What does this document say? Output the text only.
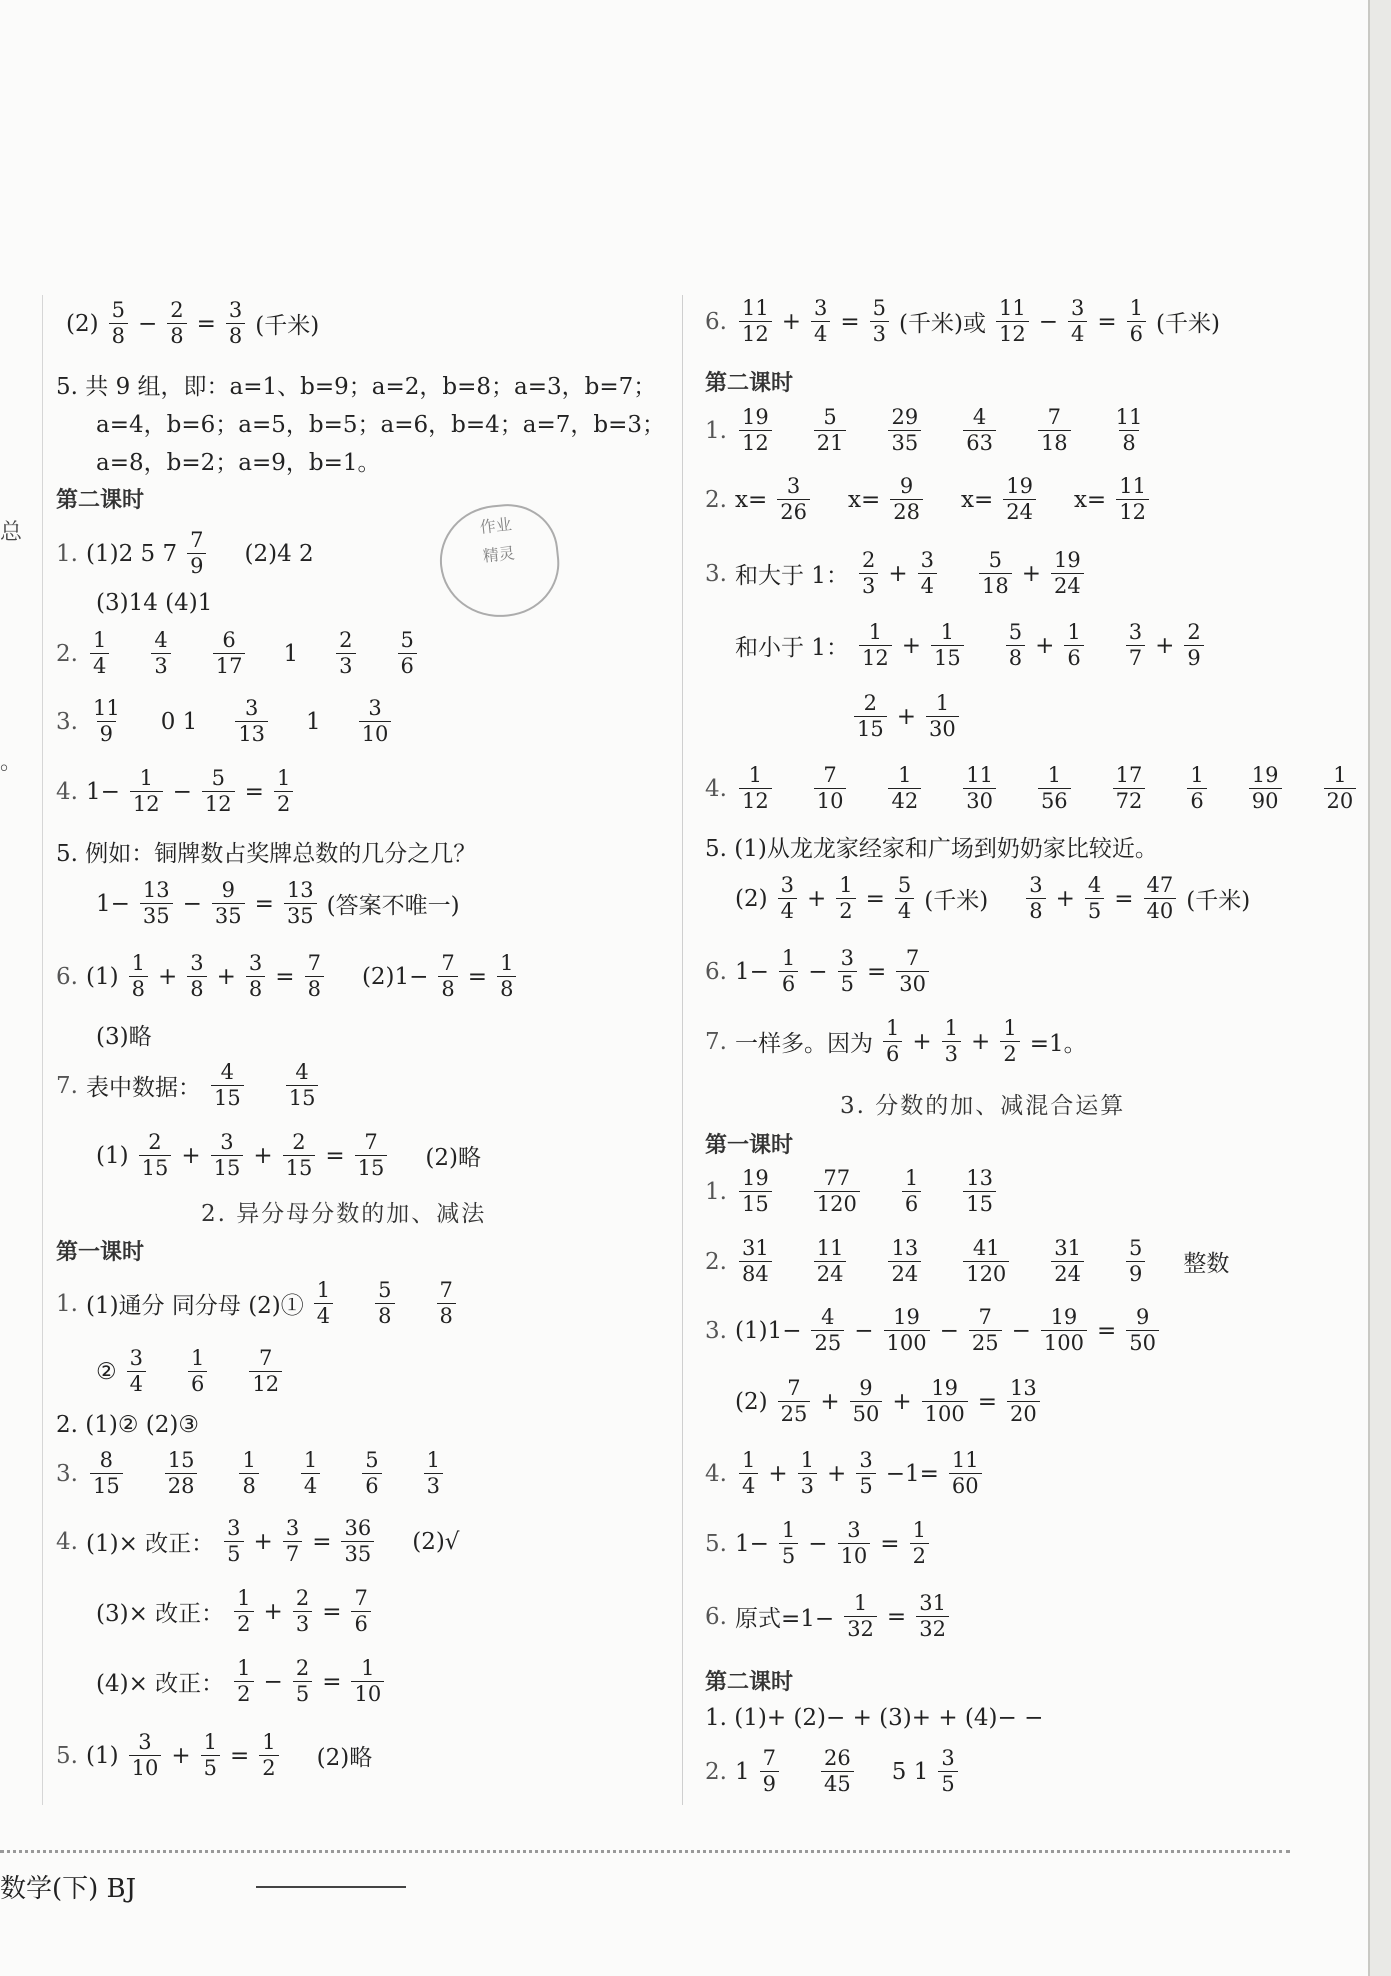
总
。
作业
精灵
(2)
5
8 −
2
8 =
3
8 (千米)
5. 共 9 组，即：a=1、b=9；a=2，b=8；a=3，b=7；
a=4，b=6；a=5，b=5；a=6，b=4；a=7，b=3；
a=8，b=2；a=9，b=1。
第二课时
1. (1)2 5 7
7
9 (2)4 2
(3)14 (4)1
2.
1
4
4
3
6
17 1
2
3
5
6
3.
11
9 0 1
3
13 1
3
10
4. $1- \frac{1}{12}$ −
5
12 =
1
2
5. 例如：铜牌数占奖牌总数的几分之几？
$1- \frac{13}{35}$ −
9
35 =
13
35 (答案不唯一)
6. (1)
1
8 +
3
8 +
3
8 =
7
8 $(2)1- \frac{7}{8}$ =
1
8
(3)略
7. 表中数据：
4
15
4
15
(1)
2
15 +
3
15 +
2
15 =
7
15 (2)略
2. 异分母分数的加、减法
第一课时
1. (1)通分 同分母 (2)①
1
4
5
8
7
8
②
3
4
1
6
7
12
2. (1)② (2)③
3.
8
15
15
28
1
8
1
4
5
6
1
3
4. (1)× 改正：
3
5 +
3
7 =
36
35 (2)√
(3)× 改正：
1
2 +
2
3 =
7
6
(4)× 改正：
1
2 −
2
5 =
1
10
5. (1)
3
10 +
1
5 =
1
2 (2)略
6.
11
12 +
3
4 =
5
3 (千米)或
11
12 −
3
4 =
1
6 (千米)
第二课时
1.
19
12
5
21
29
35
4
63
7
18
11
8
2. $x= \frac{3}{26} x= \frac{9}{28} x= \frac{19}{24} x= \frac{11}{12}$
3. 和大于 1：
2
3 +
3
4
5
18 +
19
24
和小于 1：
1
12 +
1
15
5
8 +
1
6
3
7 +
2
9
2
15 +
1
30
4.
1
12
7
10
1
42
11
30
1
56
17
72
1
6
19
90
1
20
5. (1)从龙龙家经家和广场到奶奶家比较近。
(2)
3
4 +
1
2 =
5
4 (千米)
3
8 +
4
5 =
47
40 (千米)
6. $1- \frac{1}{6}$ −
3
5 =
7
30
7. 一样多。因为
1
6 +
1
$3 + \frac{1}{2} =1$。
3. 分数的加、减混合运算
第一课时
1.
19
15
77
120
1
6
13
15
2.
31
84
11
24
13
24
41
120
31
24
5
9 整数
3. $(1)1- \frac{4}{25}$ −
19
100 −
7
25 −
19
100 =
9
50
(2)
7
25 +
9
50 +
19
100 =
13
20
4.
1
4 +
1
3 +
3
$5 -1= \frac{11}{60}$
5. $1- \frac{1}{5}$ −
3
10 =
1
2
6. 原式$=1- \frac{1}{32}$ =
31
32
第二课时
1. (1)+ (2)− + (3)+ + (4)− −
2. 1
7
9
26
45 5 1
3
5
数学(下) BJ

**Aim of the exercise:** Copy out the records above in full, exactly as written, but not the pictures.

**Response:**
What does this document say? Output the text only.
总
。
作业
精灵
(2)
5
8 −
2
8 =
3
8 (千米)
5. 共 9 组，即：a=1、b=9；a=2，b=8；a=3，b=7；
a=4，b=6；a=5，b=5；a=6，b=4；a=7，b=3；
a=8，b=2；a=9，b=1。
第二课时
1. (1)2 5 7
7
9 (2)4 2
(3)14 (4)1
2.
1
4
4
3
6
17 1
2
3
5
6
3.
11
9 0 1
3
13 1
3
10
4. $1- \frac{1}{12}$ −
5
12 =
1
2
5. 例如：铜牌数占奖牌总数的几分之几？
$1- \frac{13}{35}$ −
9
35 =
13
35 (答案不唯一)
6. (1)
1
8 +
3
8 +
3
8 =
7
8 $(2)1- \frac{7}{8}$ =
1
8
(3)略
7. 表中数据：
4
15
4
15
(1)
2
15 +
3
15 +
2
15 =
7
15 (2)略
2. 异分母分数的加、减法
第一课时
1. (1)通分 同分母 (2)①
1
4
5
8
7
8
②
3
4
1
6
7
12
2. (1)② (2)③
3.
8
15
15
28
1
8
1
4
5
6
1
3
4. (1)× 改正：
3
5 +
3
7 =
36
35 (2)√
(3)× 改正：
1
2 +
2
3 =
7
6
(4)× 改正：
1
2 −
2
5 =
1
10
5. (1)
3
10 +
1
5 =
1
2 (2)略
6.
11
12 +
3
4 =
5
3 (千米)或
11
12 −
3
4 =
1
6 (千米)
第二课时
1.
19
12
5
21
29
35
4
63
7
18
11
8
2. $x= \frac{3}{26} x= \frac{9}{28} x= \frac{19}{24} x= \frac{11}{12}$
3. 和大于 1：
2
3 +
3
4
5
18 +
19
24
和小于 1：
1
12 +
1
15
5
8 +
1
6
3
7 +
2
9
2
15 +
1
30
4.
1
12
7
10
1
42
11
30
1
56
17
72
1
6
19
90
1
20
5. (1)从龙龙家经家和广场到奶奶家比较近。
(2)
3
4 +
1
2 =
5
4 (千米)
3
8 +
4
5 =
47
40 (千米)
6. $1- \frac{1}{6}$ −
3
5 =
7
30
7. 一样多。因为
1
6 +
1
$3 + \frac{1}{2} =1$。
3. 分数的加、减混合运算
第一课时
1.
19
15
77
120
1
6
13
15
2.
31
84
11
24
13
24
41
120
31
24
5
9 整数
3. $(1)1- \frac{4}{25}$ −
19
100 −
7
25 −
19
100 =
9
50
(2)
7
25 +
9
50 +
19
100 =
13
20
4.
1
4 +
1
3 +
3
$5 -1= \frac{11}{60}$
5. $1- \frac{1}{5}$ −
3
10 =
1
2
6. 原式$=1- \frac{1}{32}$ =
31
32
第二课时
1. (1)+ (2)− + (3)+ + (4)− −
2. 1
7
9
26
45 5 1
3
5
数学(下) BJ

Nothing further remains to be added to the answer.